--- Action item ---
Print every record exactly, omitting all pictures.

Segment Open

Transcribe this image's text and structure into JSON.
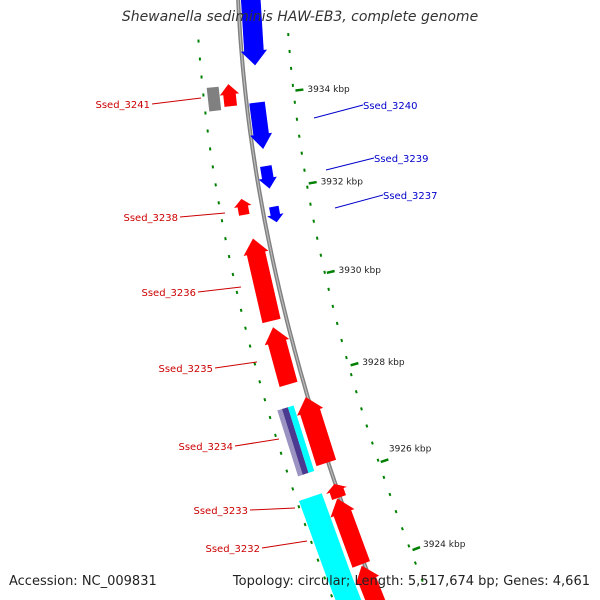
{
  "title": "Shewanella sediminis HAW-EB3, complete genome",
  "footer": {
    "accession": "Accession: NC_009831",
    "topology": "Topology: circular;",
    "length": "Length: 5,517,674 bp;",
    "genes": "Genes: 4,661"
  },
  "colors": {
    "forward_gene": "#ff0000",
    "reverse_gene": "#0000ff",
    "rna_gene": "#00ffff",
    "pseudo_gene": "#808080",
    "tick": "#008000",
    "backbone": "#808080",
    "label_forward": "#cc0000",
    "label_reverse": "#0000cc"
  },
  "scale_labels": [
    {
      "text": "3934 kbp"
    },
    {
      "text": "3932 kbp"
    },
    {
      "text": "3930 kbp"
    },
    {
      "text": "3928 kbp"
    },
    {
      "text": "3926 kbp"
    },
    {
      "text": "3924 kbp"
    }
  ],
  "gene_labels": {
    "left": [
      "Ssed_3241",
      "Ssed_3238",
      "Ssed_3236",
      "Ssed_3235",
      "Ssed_3234",
      "Ssed_3233",
      "Ssed_3232"
    ],
    "right": [
      "Ssed_3240",
      "Ssed_3239",
      "Ssed_3237"
    ]
  }
}
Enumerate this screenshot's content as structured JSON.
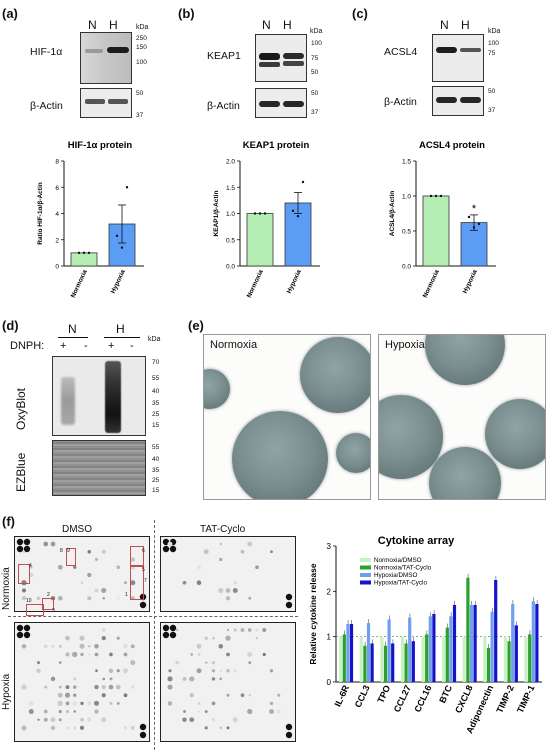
{
  "panels": {
    "a": {
      "label": "(a)",
      "protein": "HIF-1α",
      "loading": "β-Actin",
      "lanes": [
        "N",
        "H"
      ],
      "kda_unit": "kDa",
      "protein_markers": [
        "250",
        "150",
        "100"
      ],
      "actin_markers": [
        "50",
        "37"
      ]
    },
    "b": {
      "label": "(b)",
      "protein": "KEAP1",
      "loading": "β-Actin",
      "lanes": [
        "N",
        "H"
      ],
      "kda_unit": "kDa",
      "protein_markers": [
        "100",
        "75",
        "50"
      ],
      "actin_markers": [
        "50",
        "37"
      ]
    },
    "c": {
      "label": "(c)",
      "protein": "ACSL4",
      "loading": "β-Actin",
      "lanes": [
        "N",
        "H"
      ],
      "kda_unit": "kDa",
      "protein_markers": [
        "100",
        "75"
      ],
      "actin_markers": [
        "50",
        "37"
      ]
    },
    "d": {
      "label": "(d)",
      "lanes": [
        "N",
        "H"
      ],
      "dnph_label": "DNPH:",
      "dnph_signs": [
        "+",
        "-",
        "+",
        "-"
      ],
      "kda_unit": "kDa",
      "oxyblot_label": "OxyBlot",
      "ezblue_label": "EZBlue",
      "oxy_markers": [
        "70",
        "55",
        "40",
        "35",
        "25",
        "15"
      ],
      "ez_markers": [
        "55",
        "40",
        "35",
        "25",
        "15"
      ]
    },
    "e": {
      "label": "(e)",
      "left_title": "Normoxia",
      "right_title": "Hypoxia"
    },
    "f": {
      "label": "(f)",
      "col_labels": [
        "DMSO",
        "TAT-Cyclo"
      ],
      "row_labels": [
        "Normoxia",
        "Hypoxia"
      ],
      "box_numbers": [
        "1",
        "2",
        "3",
        "4",
        "5",
        "6",
        "7",
        "8",
        "9",
        "10"
      ]
    }
  },
  "chart_data": [
    {
      "type": "bar",
      "title": "HIF-1α protein",
      "ylabel": "Ratio HIF-1α/β-Actin",
      "categories": [
        "Normoxia",
        "Hypoxia"
      ],
      "values": [
        1.0,
        3.2
      ],
      "errors": [
        0.0,
        1.45
      ],
      "ylim": [
        0,
        8
      ],
      "yticks": [
        "0",
        "2",
        "4",
        "6",
        "8"
      ],
      "colors": [
        "#b4eeb4",
        "#5b9cf5"
      ],
      "significance": [
        "",
        ""
      ],
      "points": [
        [
          1.0,
          1.0,
          1.0
        ],
        [
          2.3,
          1.4,
          6.0
        ]
      ]
    },
    {
      "type": "bar",
      "title": "KEAP1 protein",
      "ylabel": "KEAP1/β-Actin",
      "categories": [
        "Normoxia",
        "Hypoxia"
      ],
      "values": [
        1.0,
        1.2
      ],
      "errors": [
        0.0,
        0.2
      ],
      "ylim": [
        0,
        2.0
      ],
      "yticks": [
        "0.0",
        "0.5",
        "1.0",
        "1.5",
        "2.0"
      ],
      "colors": [
        "#b4eeb4",
        "#5b9cf5"
      ],
      "significance": [
        "",
        ""
      ],
      "points": [
        [
          1.0,
          1.0,
          1.0
        ],
        [
          1.05,
          0.95,
          1.6
        ]
      ]
    },
    {
      "type": "bar",
      "title": "ACSL4 protein",
      "ylabel": "ACSL4/β-Actin",
      "categories": [
        "Normoxia",
        "Hypoxia"
      ],
      "values": [
        1.0,
        0.62
      ],
      "errors": [
        0.0,
        0.11
      ],
      "ylim": [
        0,
        1.5
      ],
      "yticks": [
        "0.0",
        "0.5",
        "1.0",
        "1.5"
      ],
      "colors": [
        "#b4eeb4",
        "#5b9cf5"
      ],
      "significance": [
        "",
        "*"
      ],
      "points": [
        [
          1.0,
          1.0,
          1.0
        ],
        [
          0.7,
          0.55,
          0.6
        ]
      ]
    },
    {
      "type": "bar",
      "title": "Cytokine array",
      "ylabel": "Relative cytokine release",
      "categories": [
        "IL-6R",
        "CCL3",
        "TPO",
        "CCL27",
        "CCL16",
        "BTC",
        "CXCL8",
        "Adiponectin",
        "TIMP-2",
        "TIMP-1"
      ],
      "ylim": [
        0,
        3
      ],
      "yticks": [
        "0",
        "1",
        "2",
        "3"
      ],
      "series": [
        {
          "name": "Normoxia/DMSO",
          "color": "#c8f2c0",
          "values": [
            1,
            1,
            1,
            1,
            1,
            1,
            1,
            1,
            1,
            1
          ]
        },
        {
          "name": "Normoxia/TAT-Cyclo",
          "color": "#2ca02c",
          "values": [
            1.05,
            0.8,
            0.8,
            0.85,
            1.05,
            1.2,
            2.3,
            0.75,
            0.9,
            1.05
          ]
        },
        {
          "name": "Hypoxia/DMSO",
          "color": "#6fa0ee",
          "values": [
            1.28,
            1.3,
            1.38,
            1.42,
            1.45,
            1.45,
            1.7,
            1.55,
            1.72,
            1.78
          ]
        },
        {
          "name": "Hypoxia/TAT-Cyclo",
          "color": "#1414c8",
          "values": [
            1.28,
            0.85,
            0.85,
            0.9,
            1.5,
            1.7,
            1.7,
            2.25,
            1.25,
            1.72
          ]
        }
      ]
    }
  ]
}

Segment Closed

--- Result of this exercise ---
Transcribe this image's text and structure into JSON.
{
  "title": "Shewanella sediminis HAW-EB3, complete genome",
  "footer": {
    "accession": "Accession: NC_009831",
    "topology": "Topology: circular;",
    "length": "Length: 5,517,674 bp;",
    "genes": "Genes: 4,661"
  },
  "colors": {
    "forward_gene": "#ff0000",
    "reverse_gene": "#0000ff",
    "rna_gene": "#00ffff",
    "pseudo_gene": "#808080",
    "tick": "#008000",
    "backbone": "#808080",
    "label_forward": "#cc0000",
    "label_reverse": "#0000cc"
  },
  "scale_labels": [
    {
      "text": "3934 kbp"
    },
    {
      "text": "3932 kbp"
    },
    {
      "text": "3930 kbp"
    },
    {
      "text": "3928 kbp"
    },
    {
      "text": "3926 kbp"
    },
    {
      "text": "3924 kbp"
    }
  ],
  "gene_labels": {
    "left": [
      "Ssed_3241",
      "Ssed_3238",
      "Ssed_3236",
      "Ssed_3235",
      "Ssed_3234",
      "Ssed_3233",
      "Ssed_3232"
    ],
    "right": [
      "Ssed_3240",
      "Ssed_3239",
      "Ssed_3237"
    ]
  }
}
Enumerate this screenshot's content as structured JSON.
{
  "panels": {
    "a": {
      "label": "(a)",
      "protein": "HIF-1α",
      "loading": "β-Actin",
      "lanes": [
        "N",
        "H"
      ],
      "kda_unit": "kDa",
      "protein_markers": [
        "250",
        "150",
        "100"
      ],
      "actin_markers": [
        "50",
        "37"
      ]
    },
    "b": {
      "label": "(b)",
      "protein": "KEAP1",
      "loading": "β-Actin",
      "lanes": [
        "N",
        "H"
      ],
      "kda_unit": "kDa",
      "protein_markers": [
        "100",
        "75",
        "50"
      ],
      "actin_markers": [
        "50",
        "37"
      ]
    },
    "c": {
      "label": "(c)",
      "protein": "ACSL4",
      "loading": "β-Actin",
      "lanes": [
        "N",
        "H"
      ],
      "kda_unit": "kDa",
      "protein_markers": [
        "100",
        "75"
      ],
      "actin_markers": [
        "50",
        "37"
      ]
    },
    "d": {
      "label": "(d)",
      "lanes": [
        "N",
        "H"
      ],
      "dnph_label": "DNPH:",
      "dnph_signs": [
        "+",
        "-",
        "+",
        "-"
      ],
      "kda_unit": "kDa",
      "oxyblot_label": "OxyBlot",
      "ezblue_label": "EZBlue",
      "oxy_markers": [
        "70",
        "55",
        "40",
        "35",
        "25",
        "15"
      ],
      "ez_markers": [
        "55",
        "40",
        "35",
        "25",
        "15"
      ]
    },
    "e": {
      "label": "(e)",
      "left_title": "Normoxia",
      "right_title": "Hypoxia"
    },
    "f": {
      "label": "(f)",
      "col_labels": [
        "DMSO",
        "TAT-Cyclo"
      ],
      "row_labels": [
        "Normoxia",
        "Hypoxia"
      ],
      "box_numbers": [
        "1",
        "2",
        "3",
        "4",
        "5",
        "6",
        "7",
        "8",
        "9",
        "10"
      ]
    }
  },
  "chart_data": [
    {
      "type": "bar",
      "title": "HIF-1α protein",
      "ylabel": "Ratio HIF-1α/β-Actin",
      "categories": [
        "Normoxia",
        "Hypoxia"
      ],
      "values": [
        1.0,
        3.2
      ],
      "errors": [
        0.0,
        1.45
      ],
      "ylim": [
        0,
        8
      ],
      "yticks": [
        "0",
        "2",
        "4",
        "6",
        "8"
      ],
      "colors": [
        "#b4eeb4",
        "#5b9cf5"
      ],
      "significance": [
        "",
        ""
      ],
      "points": [
        [
          1.0,
          1.0,
          1.0
        ],
        [
          2.3,
          1.4,
          6.0
        ]
      ]
    },
    {
      "type": "bar",
      "title": "KEAP1 protein",
      "ylabel": "KEAP1/β-Actin",
      "categories": [
        "Normoxia",
        "Hypoxia"
      ],
      "values": [
        1.0,
        1.2
      ],
      "errors": [
        0.0,
        0.2
      ],
      "ylim": [
        0,
        2.0
      ],
      "yticks": [
        "0.0",
        "0.5",
        "1.0",
        "1.5",
        "2.0"
      ],
      "colors": [
        "#b4eeb4",
        "#5b9cf5"
      ],
      "significance": [
        "",
        ""
      ],
      "points": [
        [
          1.0,
          1.0,
          1.0
        ],
        [
          1.05,
          0.95,
          1.6
        ]
      ]
    },
    {
      "type": "bar",
      "title": "ACSL4 protein",
      "ylabel": "ACSL4/β-Actin",
      "categories": [
        "Normoxia",
        "Hypoxia"
      ],
      "values": [
        1.0,
        0.62
      ],
      "errors": [
        0.0,
        0.11
      ],
      "ylim": [
        0,
        1.5
      ],
      "yticks": [
        "0.0",
        "0.5",
        "1.0",
        "1.5"
      ],
      "colors": [
        "#b4eeb4",
        "#5b9cf5"
      ],
      "significance": [
        "",
        "*"
      ],
      "points": [
        [
          1.0,
          1.0,
          1.0
        ],
        [
          0.7,
          0.55,
          0.6
        ]
      ]
    },
    {
      "type": "bar",
      "title": "Cytokine array",
      "ylabel": "Relative cytokine release",
      "categories": [
        "IL-6R",
        "CCL3",
        "TPO",
        "CCL27",
        "CCL16",
        "BTC",
        "CXCL8",
        "Adiponectin",
        "TIMP-2",
        "TIMP-1"
      ],
      "ylim": [
        0,
        3
      ],
      "yticks": [
        "0",
        "1",
        "2",
        "3"
      ],
      "series": [
        {
          "name": "Normoxia/DMSO",
          "color": "#c8f2c0",
          "values": [
            1,
            1,
            1,
            1,
            1,
            1,
            1,
            1,
            1,
            1
          ]
        },
        {
          "name": "Normoxia/TAT-Cyclo",
          "color": "#2ca02c",
          "values": [
            1.05,
            0.8,
            0.8,
            0.85,
            1.05,
            1.2,
            2.3,
            0.75,
            0.9,
            1.05
          ]
        },
        {
          "name": "Hypoxia/DMSO",
          "color": "#6fa0ee",
          "values": [
            1.28,
            1.3,
            1.38,
            1.42,
            1.45,
            1.45,
            1.7,
            1.55,
            1.72,
            1.78
          ]
        },
        {
          "name": "Hypoxia/TAT-Cyclo",
          "color": "#1414c8",
          "values": [
            1.28,
            0.85,
            0.85,
            0.9,
            1.5,
            1.7,
            1.7,
            2.25,
            1.25,
            1.72
          ]
        }
      ]
    }
  ]
}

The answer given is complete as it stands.